Work to complete →
Reproduce the data exactly.
━━ Rows ━━
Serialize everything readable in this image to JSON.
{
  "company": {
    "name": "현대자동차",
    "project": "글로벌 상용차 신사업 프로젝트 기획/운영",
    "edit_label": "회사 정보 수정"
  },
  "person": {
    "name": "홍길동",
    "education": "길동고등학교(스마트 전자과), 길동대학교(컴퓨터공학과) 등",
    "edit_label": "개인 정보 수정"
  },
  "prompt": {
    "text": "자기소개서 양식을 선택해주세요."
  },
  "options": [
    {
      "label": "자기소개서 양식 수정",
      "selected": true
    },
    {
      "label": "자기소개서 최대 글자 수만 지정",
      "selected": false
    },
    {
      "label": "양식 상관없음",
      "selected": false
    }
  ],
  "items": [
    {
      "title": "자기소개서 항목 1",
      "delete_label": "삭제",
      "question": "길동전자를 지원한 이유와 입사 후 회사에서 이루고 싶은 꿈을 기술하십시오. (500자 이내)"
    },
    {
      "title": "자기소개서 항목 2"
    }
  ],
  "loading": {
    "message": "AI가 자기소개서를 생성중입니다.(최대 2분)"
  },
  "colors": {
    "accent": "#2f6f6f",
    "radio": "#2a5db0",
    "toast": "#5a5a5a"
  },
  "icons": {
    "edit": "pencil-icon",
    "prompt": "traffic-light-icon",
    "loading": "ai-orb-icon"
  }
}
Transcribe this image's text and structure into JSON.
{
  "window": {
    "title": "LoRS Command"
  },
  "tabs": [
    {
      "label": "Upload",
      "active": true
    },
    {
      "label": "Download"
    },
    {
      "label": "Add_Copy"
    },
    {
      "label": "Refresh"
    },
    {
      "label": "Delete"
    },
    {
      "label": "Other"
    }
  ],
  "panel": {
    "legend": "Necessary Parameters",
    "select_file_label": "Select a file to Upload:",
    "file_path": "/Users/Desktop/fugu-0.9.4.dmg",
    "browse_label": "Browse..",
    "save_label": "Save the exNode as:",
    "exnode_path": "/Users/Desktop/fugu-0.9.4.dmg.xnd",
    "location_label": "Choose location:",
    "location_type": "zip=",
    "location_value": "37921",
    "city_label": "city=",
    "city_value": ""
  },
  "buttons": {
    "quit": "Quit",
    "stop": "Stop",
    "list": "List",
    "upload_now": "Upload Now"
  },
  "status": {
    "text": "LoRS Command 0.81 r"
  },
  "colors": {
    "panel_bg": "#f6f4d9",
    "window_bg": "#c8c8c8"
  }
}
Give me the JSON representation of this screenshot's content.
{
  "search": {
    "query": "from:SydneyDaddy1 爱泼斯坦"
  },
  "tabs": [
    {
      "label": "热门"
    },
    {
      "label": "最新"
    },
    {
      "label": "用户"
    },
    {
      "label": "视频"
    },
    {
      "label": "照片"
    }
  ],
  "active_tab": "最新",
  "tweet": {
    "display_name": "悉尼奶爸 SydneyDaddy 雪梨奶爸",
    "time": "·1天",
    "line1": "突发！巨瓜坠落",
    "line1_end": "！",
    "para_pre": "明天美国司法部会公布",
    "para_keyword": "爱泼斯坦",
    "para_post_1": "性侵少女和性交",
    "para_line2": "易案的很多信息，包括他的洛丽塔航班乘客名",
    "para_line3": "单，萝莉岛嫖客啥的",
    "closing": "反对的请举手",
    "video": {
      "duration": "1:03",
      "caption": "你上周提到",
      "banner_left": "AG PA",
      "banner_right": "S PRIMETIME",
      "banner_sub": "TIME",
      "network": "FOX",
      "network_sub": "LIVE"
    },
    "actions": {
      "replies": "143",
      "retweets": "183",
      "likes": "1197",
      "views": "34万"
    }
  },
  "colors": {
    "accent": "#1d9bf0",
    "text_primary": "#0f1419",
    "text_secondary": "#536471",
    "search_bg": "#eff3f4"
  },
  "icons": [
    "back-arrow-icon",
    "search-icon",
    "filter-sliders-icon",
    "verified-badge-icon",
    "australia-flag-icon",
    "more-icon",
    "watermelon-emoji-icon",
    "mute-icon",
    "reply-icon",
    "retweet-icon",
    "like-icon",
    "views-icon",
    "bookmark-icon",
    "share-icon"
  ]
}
━━━
Task output →
Serialize everything readable in this image to JSON.
{
  "company": {
    "name": "현대자동차",
    "project": "글로벌 상용차 신사업 프로젝트 기획/운영",
    "edit_label": "회사 정보 수정"
  },
  "person": {
    "name": "홍길동",
    "education": "길동고등학교(스마트 전자과), 길동대학교(컴퓨터공학과) 등",
    "edit_label": "개인 정보 수정"
  },
  "prompt": {
    "text": "자기소개서 양식을 선택해주세요."
  },
  "options": [
    {
      "label": "자기소개서 양식 수정",
      "selected": true
    },
    {
      "label": "자기소개서 최대 글자 수만 지정",
      "selected": false
    },
    {
      "label": "양식 상관없음",
      "selected": false
    }
  ],
  "items": [
    {
      "title": "자기소개서 항목 1",
      "delete_label": "삭제",
      "question": "길동전자를 지원한 이유와 입사 후 회사에서 이루고 싶은 꿈을 기술하십시오. (500자 이내)"
    },
    {
      "title": "자기소개서 항목 2"
    }
  ],
  "loading": {
    "message": "AI가 자기소개서를 생성중입니다.(최대 2분)"
  },
  "colors": {
    "accent": "#2f6f6f",
    "radio": "#2a5db0",
    "toast": "#5a5a5a"
  },
  "icons": {
    "edit": "pencil-icon",
    "prompt": "traffic-light-icon",
    "loading": "ai-orb-icon"
  }
}
Transcribe this image's text and structure into JSON.
{
  "window": {
    "title": "LoRS Command"
  },
  "tabs": [
    {
      "label": "Upload",
      "active": true
    },
    {
      "label": "Download"
    },
    {
      "label": "Add_Copy"
    },
    {
      "label": "Refresh"
    },
    {
      "label": "Delete"
    },
    {
      "label": "Other"
    }
  ],
  "panel": {
    "legend": "Necessary Parameters",
    "select_file_label": "Select a file to Upload:",
    "file_path": "/Users/Desktop/fugu-0.9.4.dmg",
    "browse_label": "Browse..",
    "save_label": "Save the exNode as:",
    "exnode_path": "/Users/Desktop/fugu-0.9.4.dmg.xnd",
    "location_label": "Choose location:",
    "location_type": "zip=",
    "location_value": "37921",
    "city_label": "city=",
    "city_value": ""
  },
  "buttons": {
    "quit": "Quit",
    "stop": "Stop",
    "list": "List",
    "upload_now": "Upload Now"
  },
  "status": {
    "text": "LoRS Command 0.81 r"
  },
  "colors": {
    "panel_bg": "#f6f4d9",
    "window_bg": "#c8c8c8"
  }
}
Give me the JSON representation of this screenshot's content.
{
  "search": {
    "query": "from:SydneyDaddy1 爱泼斯坦"
  },
  "tabs": [
    {
      "label": "热门"
    },
    {
      "label": "最新"
    },
    {
      "label": "用户"
    },
    {
      "label": "视频"
    },
    {
      "label": "照片"
    }
  ],
  "active_tab": "最新",
  "tweet": {
    "display_name": "悉尼奶爸 SydneyDaddy 雪梨奶爸",
    "time": "·1天",
    "line1": "突发！巨瓜坠落",
    "line1_end": "！",
    "para_pre": "明天美国司法部会公布",
    "para_keyword": "爱泼斯坦",
    "para_post_1": "性侵少女和性交",
    "para_line2": "易案的很多信息，包括他的洛丽塔航班乘客名",
    "para_line3": "单，萝莉岛嫖客啥的",
    "closing": "反对的请举手",
    "video": {
      "duration": "1:03",
      "caption": "你上周提到",
      "banner_left": "AG PA",
      "banner_right": "S PRIMETIME",
      "banner_sub": "TIME",
      "network": "FOX",
      "network_sub": "LIVE"
    },
    "actions": {
      "replies": "143",
      "retweets": "183",
      "likes": "1197",
      "views": "34万"
    }
  },
  "colors": {
    "accent": "#1d9bf0",
    "text_primary": "#0f1419",
    "text_secondary": "#536471",
    "search_bg": "#eff3f4"
  },
  "icons": [
    "back-arrow-icon",
    "search-icon",
    "filter-sliders-icon",
    "verified-badge-icon",
    "australia-flag-icon",
    "more-icon",
    "watermelon-emoji-icon",
    "mute-icon",
    "reply-icon",
    "retweet-icon",
    "like-icon",
    "views-icon",
    "bookmark-icon",
    "share-icon"
  ]
}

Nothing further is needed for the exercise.